Information supplied:
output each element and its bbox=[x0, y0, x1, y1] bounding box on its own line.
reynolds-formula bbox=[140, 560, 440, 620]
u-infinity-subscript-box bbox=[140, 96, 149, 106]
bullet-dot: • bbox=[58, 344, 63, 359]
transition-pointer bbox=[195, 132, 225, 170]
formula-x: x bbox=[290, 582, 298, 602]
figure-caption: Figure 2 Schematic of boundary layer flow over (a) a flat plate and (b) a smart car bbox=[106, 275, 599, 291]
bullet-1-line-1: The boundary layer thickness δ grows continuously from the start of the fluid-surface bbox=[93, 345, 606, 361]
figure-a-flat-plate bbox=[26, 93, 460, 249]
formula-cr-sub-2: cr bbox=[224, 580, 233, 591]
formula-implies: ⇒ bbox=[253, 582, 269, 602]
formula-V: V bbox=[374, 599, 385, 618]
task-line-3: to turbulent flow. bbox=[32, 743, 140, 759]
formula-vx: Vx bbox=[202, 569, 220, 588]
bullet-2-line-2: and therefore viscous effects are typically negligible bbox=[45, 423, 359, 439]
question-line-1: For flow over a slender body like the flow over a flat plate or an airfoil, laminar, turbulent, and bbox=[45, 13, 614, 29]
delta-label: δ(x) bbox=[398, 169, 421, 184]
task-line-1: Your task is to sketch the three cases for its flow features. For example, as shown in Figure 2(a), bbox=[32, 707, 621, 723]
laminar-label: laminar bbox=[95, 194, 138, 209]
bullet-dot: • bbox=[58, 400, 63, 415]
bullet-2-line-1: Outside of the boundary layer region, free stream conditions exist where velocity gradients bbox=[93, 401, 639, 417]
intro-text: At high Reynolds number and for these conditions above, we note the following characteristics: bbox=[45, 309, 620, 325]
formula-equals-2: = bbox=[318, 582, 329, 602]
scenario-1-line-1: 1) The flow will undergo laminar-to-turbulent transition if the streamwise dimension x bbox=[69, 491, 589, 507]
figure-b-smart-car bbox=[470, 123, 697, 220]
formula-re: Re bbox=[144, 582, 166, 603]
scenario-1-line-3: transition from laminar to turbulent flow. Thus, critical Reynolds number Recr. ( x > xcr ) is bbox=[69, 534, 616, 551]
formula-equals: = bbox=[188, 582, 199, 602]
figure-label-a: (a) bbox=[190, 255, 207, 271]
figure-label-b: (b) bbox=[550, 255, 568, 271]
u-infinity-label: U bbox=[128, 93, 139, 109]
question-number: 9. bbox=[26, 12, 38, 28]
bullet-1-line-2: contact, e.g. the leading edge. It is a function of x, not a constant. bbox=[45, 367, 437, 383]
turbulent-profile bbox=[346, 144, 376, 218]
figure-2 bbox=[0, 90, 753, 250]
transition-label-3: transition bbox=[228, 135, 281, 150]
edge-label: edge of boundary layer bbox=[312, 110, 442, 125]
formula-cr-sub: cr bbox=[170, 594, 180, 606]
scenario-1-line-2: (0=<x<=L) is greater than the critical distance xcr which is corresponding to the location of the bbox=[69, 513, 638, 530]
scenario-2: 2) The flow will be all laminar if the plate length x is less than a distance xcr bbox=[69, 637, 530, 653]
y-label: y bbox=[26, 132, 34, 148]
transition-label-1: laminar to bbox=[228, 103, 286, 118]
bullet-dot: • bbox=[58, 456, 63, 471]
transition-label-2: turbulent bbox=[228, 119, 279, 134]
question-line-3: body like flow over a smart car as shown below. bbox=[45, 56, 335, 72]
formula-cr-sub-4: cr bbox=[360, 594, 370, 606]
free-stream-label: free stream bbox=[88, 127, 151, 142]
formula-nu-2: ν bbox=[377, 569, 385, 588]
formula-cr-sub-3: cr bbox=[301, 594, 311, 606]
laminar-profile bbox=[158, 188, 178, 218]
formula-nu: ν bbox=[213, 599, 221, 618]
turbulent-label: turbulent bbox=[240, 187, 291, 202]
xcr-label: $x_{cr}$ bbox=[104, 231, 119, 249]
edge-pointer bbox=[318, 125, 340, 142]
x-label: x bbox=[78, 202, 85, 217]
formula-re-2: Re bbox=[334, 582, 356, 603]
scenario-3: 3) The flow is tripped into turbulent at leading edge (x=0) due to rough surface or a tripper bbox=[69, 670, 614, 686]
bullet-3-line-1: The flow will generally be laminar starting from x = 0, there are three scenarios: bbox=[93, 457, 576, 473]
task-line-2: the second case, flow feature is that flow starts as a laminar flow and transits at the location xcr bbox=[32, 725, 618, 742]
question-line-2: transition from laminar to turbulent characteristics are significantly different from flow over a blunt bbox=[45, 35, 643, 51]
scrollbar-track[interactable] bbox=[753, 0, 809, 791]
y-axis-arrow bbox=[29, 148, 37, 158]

Objective:
Copy the material from its first line through the line containing "figure-label-a: (a) bbox=[190, 255, 207, 271]", swapping "boundary layer" for "shear layer" wherever it occurs and leaving everything else unchanged.

Expected answer:
output each element and its bbox=[x0, y0, x1, y1] bounding box on its own line.
reynolds-formula bbox=[140, 560, 440, 620]
u-infinity-subscript-box bbox=[140, 96, 149, 106]
bullet-dot: • bbox=[58, 344, 63, 359]
transition-pointer bbox=[195, 132, 225, 170]
formula-x: x bbox=[290, 582, 298, 602]
figure-caption: Figure 2 Schematic of shear layer flow over (a) a flat plate and (b) a smart car bbox=[106, 275, 599, 291]
bullet-1-line-1: The shear layer thickness δ grows continuously from the start of the fluid-surface bbox=[93, 345, 606, 361]
figure-a-flat-plate bbox=[26, 93, 460, 249]
formula-cr-sub-2: cr bbox=[224, 580, 233, 591]
formula-implies: ⇒ bbox=[253, 582, 269, 602]
formula-V: V bbox=[374, 599, 385, 618]
task-line-3: to turbulent flow. bbox=[32, 743, 140, 759]
formula-vx: Vx bbox=[202, 569, 220, 588]
bullet-2-line-2: and therefore viscous effects are typically negligible bbox=[45, 423, 359, 439]
question-line-1: For flow over a slender body like the flow over a flat plate or an airfoil, laminar, turbulent, and bbox=[45, 13, 614, 29]
delta-label: δ(x) bbox=[398, 169, 421, 184]
task-line-1: Your task is to sketch the three cases for its flow features. For example, as shown in Figure 2(a), bbox=[32, 707, 621, 723]
laminar-label: laminar bbox=[95, 194, 138, 209]
bullet-dot: • bbox=[58, 400, 63, 415]
bullet-2-line-1: Outside of the shear layer region, free stream conditions exist where velocity gradients bbox=[93, 401, 639, 417]
intro-text: At high Reynolds number and for these conditions above, we note the following characteristics: bbox=[45, 309, 620, 325]
formula-equals-2: = bbox=[318, 582, 329, 602]
scenario-1-line-1: 1) The flow will undergo laminar-to-turbulent transition if the streamwise dimension x bbox=[69, 491, 589, 507]
figure-b-smart-car bbox=[470, 123, 697, 220]
formula-re: Re bbox=[144, 582, 166, 603]
scenario-1-line-3: transition from laminar to turbulent flow. Thus, critical Reynolds number Recr. ( x > xcr ) is bbox=[69, 534, 616, 551]
formula-equals: = bbox=[188, 582, 199, 602]
figure-label-a: (a) bbox=[190, 255, 207, 271]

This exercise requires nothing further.